## Task instructions
In the following material, identify every line holding the string "JSON" and return it.

## Stored data entries
▶

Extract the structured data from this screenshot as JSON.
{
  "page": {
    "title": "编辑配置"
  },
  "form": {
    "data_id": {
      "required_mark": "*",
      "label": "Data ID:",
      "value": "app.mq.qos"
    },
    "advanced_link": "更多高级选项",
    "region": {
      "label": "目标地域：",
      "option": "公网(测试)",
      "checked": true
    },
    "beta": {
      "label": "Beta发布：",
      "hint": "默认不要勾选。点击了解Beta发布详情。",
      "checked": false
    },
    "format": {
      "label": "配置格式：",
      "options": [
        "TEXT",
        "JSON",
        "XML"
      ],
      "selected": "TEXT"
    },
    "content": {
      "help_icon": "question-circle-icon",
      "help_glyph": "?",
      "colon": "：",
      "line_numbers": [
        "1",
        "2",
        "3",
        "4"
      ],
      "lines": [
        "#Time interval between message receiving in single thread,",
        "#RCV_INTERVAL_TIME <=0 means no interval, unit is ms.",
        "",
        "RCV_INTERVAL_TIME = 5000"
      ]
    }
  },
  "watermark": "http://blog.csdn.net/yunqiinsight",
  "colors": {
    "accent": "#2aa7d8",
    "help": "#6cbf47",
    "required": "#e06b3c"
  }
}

◀

## Result below
Extract the structured data from this screenshot as JSON.
        "JSON",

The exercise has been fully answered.